PROBLEMS =
**A.** According to the article on active camouflage, when was military counter-illumination camouflage first investigated?
**B.** Carry on writing the article on active camouflage, starting right after its final sentence.

DOCUMENT TEXT =
----------------------------------------

Active camouflage or adaptive camouflage is camouflage that adapts, often rapidly, to the surroundings of an object such as an animal or military vehicle. In theory, active camouflage could provide perfect concealment from visual detection.
Active camouflage is used in several groups of animals, including reptiles on land, and cephalopod molluscs and flatfish in the sea. Animals achieve active camouflage both by color change and (among marine animals such as squid) by counter-illumination, with the use of bioluminescence.
Military counter-illumination camouflage was first investigated during the Second World War for marine use. More recent research has aimed to achieve crypsis by using cameras to sense the visible background, and by controlling Peltier panels or coatings that can vary their appearance.

In animals

Active camouflage is used in several groups of animals including cephalopod molluscs, fish, and reptiles. There are two mechanisms of active camouflage in animals: color change and counter-illumination.

Counter-illumination

Counter-illumination is camouflage using the production of light to blend in against a lit background. In the sea, light comes down from the surface, so when marine animals are seen from below, they appear darker than the background. Some species of cephalopod, such as the eye-flash squid and the firefly squid, produce light in photophores on their undersides to match the background. Bioluminescence is common among marine animals, so counter-illumination may be widespread, though light has other functions, including attracting prey and signaling.

Color change

Color change permits camouflage against different backgrounds. Many cephalopods including octopuses, cuttlefish, and squids, and some terrestrial amphibians and reptiles including chameleons and anoles can rapidly change color and pattern, though the major reasons for this include signaling, not only camouflage. Cephalopod active camouflage has stimulated military research in the United States.

----------------------------------------

Some records

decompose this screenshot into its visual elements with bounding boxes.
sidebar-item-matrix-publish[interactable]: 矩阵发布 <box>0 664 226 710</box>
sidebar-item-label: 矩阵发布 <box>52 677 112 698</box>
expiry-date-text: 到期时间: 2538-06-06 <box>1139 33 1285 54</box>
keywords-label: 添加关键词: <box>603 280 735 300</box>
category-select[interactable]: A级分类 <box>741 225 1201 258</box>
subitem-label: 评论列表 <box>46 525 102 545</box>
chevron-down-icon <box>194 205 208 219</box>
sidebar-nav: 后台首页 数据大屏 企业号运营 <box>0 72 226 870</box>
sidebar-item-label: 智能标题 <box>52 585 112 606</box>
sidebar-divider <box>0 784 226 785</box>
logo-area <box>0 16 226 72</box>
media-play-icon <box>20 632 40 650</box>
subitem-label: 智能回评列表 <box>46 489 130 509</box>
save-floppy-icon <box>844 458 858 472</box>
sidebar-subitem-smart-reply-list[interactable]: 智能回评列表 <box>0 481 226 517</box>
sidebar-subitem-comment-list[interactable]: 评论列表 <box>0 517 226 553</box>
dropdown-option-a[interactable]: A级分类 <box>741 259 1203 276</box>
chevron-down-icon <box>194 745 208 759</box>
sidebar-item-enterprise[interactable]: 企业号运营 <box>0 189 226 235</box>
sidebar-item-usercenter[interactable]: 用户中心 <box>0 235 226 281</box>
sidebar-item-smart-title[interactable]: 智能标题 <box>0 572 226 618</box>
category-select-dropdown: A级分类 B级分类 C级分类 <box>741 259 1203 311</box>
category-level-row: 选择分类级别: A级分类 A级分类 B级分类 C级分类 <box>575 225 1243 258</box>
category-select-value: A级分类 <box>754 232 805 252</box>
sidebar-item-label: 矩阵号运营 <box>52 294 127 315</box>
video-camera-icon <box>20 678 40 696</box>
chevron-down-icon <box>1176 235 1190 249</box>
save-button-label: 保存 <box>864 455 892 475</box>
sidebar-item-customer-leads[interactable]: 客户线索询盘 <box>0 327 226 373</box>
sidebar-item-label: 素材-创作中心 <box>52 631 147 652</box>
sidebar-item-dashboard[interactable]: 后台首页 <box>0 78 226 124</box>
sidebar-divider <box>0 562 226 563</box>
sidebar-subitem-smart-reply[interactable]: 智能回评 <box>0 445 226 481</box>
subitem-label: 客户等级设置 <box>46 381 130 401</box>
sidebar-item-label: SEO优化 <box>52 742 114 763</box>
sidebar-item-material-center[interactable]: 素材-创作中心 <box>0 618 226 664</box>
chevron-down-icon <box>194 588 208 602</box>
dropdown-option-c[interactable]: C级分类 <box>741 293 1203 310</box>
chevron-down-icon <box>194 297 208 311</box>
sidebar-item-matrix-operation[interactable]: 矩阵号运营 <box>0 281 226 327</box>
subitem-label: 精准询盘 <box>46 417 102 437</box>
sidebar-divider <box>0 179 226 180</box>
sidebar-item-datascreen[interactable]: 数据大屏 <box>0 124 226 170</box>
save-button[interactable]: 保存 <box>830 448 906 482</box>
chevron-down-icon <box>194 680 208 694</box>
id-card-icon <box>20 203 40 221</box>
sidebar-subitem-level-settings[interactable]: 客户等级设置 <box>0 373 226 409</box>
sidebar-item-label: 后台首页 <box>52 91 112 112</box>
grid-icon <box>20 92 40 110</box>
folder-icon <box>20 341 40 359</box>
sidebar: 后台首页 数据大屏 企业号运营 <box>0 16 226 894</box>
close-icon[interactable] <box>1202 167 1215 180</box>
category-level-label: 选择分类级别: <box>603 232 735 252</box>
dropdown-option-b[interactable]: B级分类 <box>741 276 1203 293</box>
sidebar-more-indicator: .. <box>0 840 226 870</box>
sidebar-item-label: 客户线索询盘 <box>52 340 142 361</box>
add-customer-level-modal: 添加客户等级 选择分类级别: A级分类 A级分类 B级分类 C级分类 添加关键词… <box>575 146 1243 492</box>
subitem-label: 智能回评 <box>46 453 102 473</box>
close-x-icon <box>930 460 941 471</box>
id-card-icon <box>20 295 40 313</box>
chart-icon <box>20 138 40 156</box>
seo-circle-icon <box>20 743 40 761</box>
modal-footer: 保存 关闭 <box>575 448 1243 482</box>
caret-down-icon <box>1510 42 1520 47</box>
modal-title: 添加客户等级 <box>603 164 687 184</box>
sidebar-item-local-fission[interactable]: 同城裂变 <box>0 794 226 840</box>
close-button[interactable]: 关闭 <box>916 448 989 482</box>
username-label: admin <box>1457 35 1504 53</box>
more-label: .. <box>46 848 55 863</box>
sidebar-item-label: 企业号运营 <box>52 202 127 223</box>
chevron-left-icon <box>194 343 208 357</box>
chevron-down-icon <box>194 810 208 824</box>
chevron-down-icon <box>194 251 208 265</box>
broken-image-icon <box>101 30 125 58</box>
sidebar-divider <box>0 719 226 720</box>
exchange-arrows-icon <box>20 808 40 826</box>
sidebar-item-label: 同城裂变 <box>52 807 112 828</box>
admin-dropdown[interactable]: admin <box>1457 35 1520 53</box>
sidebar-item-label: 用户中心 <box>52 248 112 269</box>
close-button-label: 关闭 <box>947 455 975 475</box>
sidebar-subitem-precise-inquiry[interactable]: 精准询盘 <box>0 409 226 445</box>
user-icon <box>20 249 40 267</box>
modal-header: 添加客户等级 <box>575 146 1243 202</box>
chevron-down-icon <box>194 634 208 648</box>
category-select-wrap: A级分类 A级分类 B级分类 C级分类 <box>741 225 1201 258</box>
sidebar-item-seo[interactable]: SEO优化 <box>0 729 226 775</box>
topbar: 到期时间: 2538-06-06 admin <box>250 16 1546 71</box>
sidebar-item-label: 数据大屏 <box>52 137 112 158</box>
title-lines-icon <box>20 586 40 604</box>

----------------------------------------

ANSWERS FOR THIS EXERCISE =
**A.** During the Second World War, for marine use.

**B.**
Active camouflage by color change is used by many bottom-living flatfish such as plaice, sole, and flounder that actively copy the patterns and colors of the seafloor below them. For example, the tropical flounder Bothus ocellatus can match its pattern to "a wide range of background textures" in 2–8 seconds. Similarly, the coral reef fish, the seaweed blenny can match its coloration to its surroundings.

In research

Active camouflage provides concealment by making an object not merely generally similar to its surroundings, but effectively invisible with "illusory transparency" through accurate mimicry, and by changing the appearance of the object as changes occur in its background.

Early research

Military interest in active camouflage has its origins in Second World War studies of counter-illumination. The first of these was the so-called diffused lighting camouflage tested on Canadian Navy corvettes including . This was followed in the United States Army Air Forces with the airborne Yehudi lights project, and trials in ships of the Royal Navy and the US Navy. The Yehudi lights project placed low-intensity blue lights on aircraft. As skies are bright, an unilluminated aircraft (of any color) might be rendered visible. By emitting a small, measured amount of blue light, the aircraft's average brightness better matches that of the sky, and the aircraft is able to fly closer to its target before being detected.

Possible technologies

Active camouflage may now develop using organic light-emitting diodes and other technologies which allow for images to be projected onto irregularly shaped surfaces. Using visual data from a camera, an object could perhaps be camouflaged well enough to avoid detection by the human eye and optical sensors when stationary. Camouflage is weakened by motion, but active camouflage could still make moving targets more difficult to see. However, active camouflage works best in one direction at a time, requiring knowledge of the relative positions of the observer and the concealed object.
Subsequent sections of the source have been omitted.